* Stated task
Using the entries that follow, collect the lines where the word "Phone" appears.

(Some records)
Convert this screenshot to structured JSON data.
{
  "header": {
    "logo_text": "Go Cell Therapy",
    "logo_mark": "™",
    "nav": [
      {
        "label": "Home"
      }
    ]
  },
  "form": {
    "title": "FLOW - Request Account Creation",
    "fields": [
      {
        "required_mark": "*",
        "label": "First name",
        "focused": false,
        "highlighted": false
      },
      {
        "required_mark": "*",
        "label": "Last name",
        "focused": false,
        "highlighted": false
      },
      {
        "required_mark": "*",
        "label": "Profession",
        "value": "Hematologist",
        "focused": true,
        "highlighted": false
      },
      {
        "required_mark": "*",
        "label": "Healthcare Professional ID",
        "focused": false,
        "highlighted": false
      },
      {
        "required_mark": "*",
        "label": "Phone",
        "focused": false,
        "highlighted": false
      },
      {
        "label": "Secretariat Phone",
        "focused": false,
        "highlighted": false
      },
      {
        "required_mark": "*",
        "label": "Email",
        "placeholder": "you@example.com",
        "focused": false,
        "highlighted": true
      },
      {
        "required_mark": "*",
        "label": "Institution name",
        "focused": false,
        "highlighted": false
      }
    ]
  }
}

* Answer
        "label": "Phone",
        "label": "Secretariat Phone",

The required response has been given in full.